_RECORDS TO USE:_
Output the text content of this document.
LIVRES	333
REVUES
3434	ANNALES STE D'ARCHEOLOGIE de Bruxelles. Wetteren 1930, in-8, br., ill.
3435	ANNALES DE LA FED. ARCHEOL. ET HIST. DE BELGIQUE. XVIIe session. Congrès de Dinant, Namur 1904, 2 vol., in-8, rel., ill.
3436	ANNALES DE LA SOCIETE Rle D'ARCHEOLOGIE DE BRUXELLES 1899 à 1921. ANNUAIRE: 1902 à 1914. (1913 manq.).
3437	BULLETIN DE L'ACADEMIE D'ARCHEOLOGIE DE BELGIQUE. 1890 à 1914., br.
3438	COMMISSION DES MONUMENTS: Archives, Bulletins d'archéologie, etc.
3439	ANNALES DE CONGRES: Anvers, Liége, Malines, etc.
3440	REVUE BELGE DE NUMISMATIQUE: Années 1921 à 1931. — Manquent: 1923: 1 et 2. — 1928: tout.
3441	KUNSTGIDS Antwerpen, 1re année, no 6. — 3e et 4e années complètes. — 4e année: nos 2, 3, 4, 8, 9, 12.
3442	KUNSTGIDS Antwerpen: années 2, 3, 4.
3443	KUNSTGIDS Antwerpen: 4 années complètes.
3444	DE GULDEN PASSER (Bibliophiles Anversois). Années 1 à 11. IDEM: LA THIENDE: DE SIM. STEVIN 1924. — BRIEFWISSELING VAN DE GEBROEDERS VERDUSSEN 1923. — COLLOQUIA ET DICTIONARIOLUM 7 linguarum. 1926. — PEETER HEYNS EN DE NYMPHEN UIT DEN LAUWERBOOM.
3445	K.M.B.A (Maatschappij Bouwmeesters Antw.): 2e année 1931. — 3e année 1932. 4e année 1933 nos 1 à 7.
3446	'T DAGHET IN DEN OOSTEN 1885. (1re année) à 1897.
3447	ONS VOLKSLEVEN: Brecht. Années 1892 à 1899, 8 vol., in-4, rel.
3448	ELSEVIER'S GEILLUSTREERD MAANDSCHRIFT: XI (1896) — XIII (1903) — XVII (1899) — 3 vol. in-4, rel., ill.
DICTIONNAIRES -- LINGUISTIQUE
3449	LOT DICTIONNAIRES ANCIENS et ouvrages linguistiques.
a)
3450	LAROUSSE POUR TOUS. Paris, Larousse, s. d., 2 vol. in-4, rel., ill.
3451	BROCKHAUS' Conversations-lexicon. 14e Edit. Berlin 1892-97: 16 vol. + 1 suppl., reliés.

_EXERCISE DESCRIPTION:_
Copy out each line that contains the word "KUNSTGIDS".

_EXERCISE SOLUTION:_
3441	KUNSTGIDS Antwerpen, 1re année, no 6. — 3e et 4e années complètes. — 4e année: nos 2, 3, 4, 8, 9, 12.
3442	KUNSTGIDS Antwerpen: années 2, 3, 4.
3443	KUNSTGIDS Antwerpen: 4 années complètes.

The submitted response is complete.